→ **PROBLEM REQUIREMENTS**
For each line in the material below that holds "Zanette", copy that line.

→ **DATA TO EXAMINE**
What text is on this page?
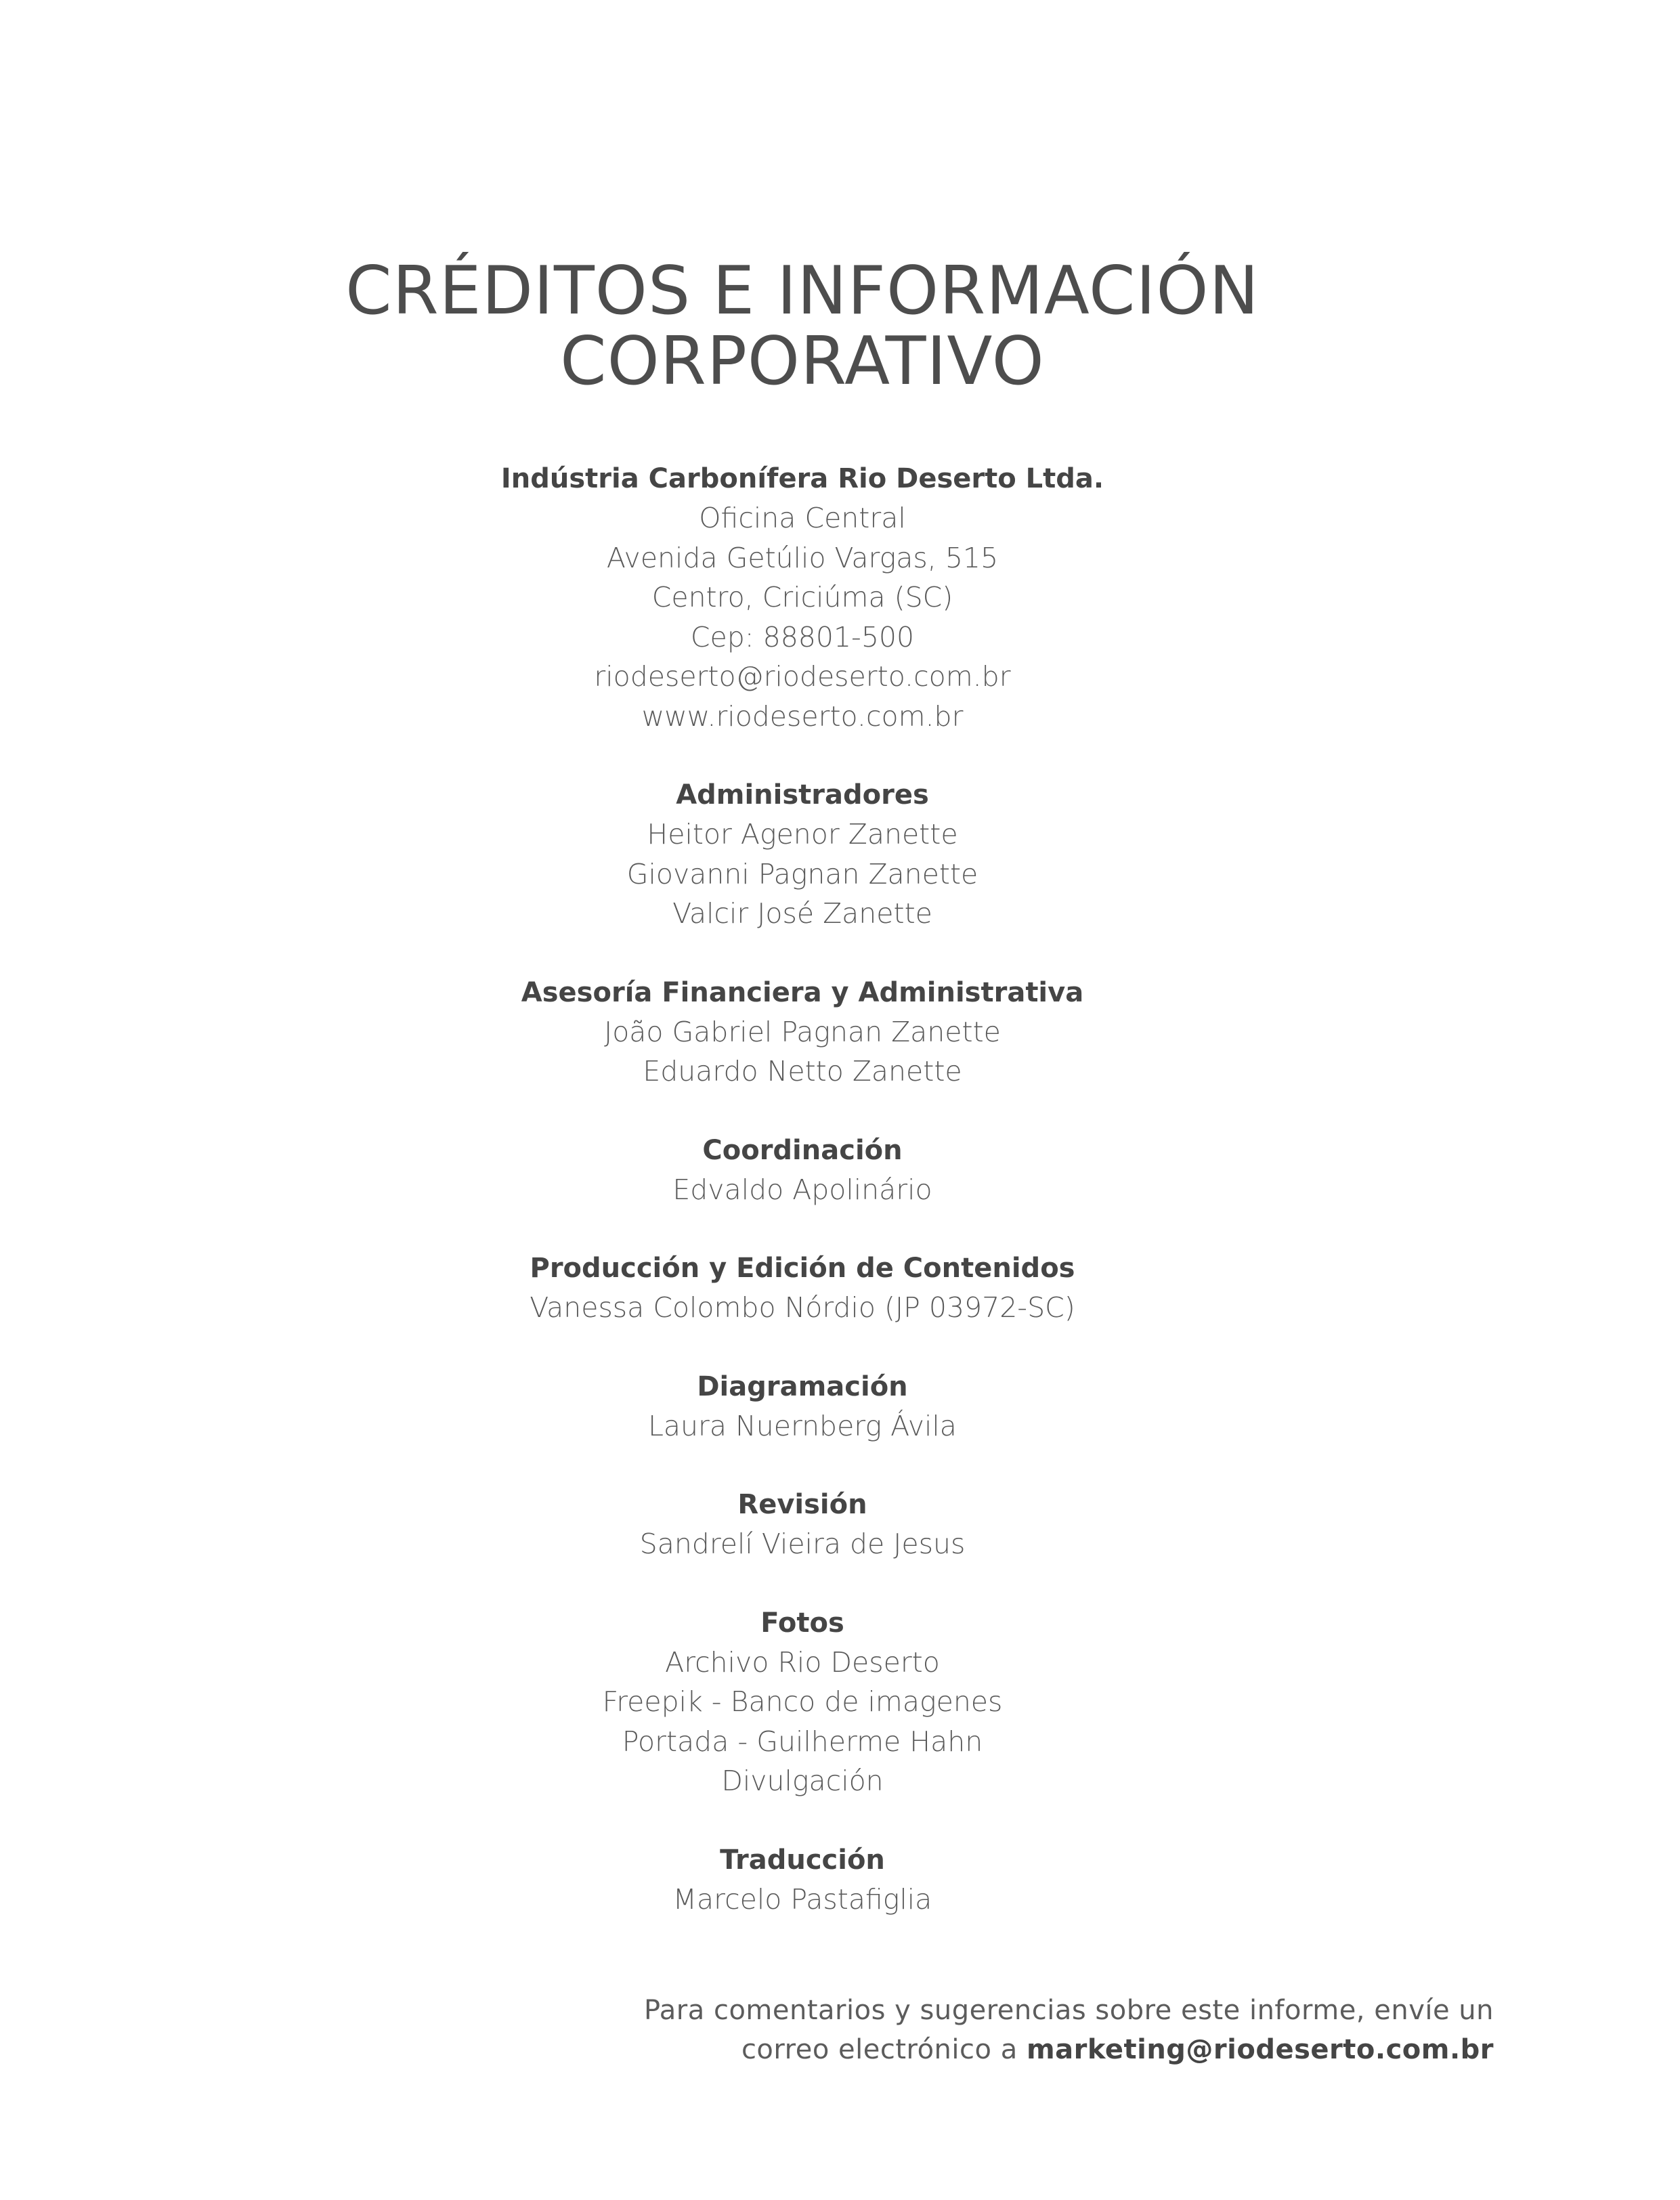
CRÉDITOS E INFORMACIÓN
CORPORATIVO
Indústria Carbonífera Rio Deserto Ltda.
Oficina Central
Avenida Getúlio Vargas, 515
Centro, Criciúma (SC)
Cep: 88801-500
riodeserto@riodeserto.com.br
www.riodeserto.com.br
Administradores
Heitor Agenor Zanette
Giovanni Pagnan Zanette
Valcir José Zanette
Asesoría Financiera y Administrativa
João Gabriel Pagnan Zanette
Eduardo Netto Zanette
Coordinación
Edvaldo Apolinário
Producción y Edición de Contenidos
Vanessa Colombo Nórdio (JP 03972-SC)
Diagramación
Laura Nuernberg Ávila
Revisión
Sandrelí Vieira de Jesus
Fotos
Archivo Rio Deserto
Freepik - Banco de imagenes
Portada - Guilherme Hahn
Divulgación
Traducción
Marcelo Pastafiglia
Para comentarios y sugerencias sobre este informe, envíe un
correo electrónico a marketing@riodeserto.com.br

→ **RESULT FOR THIS EXERCISE**
Heitor Agenor Zanette
Giovanni Pagnan Zanette
Valcir José Zanette
João Gabriel Pagnan Zanette
Eduardo Netto Zanette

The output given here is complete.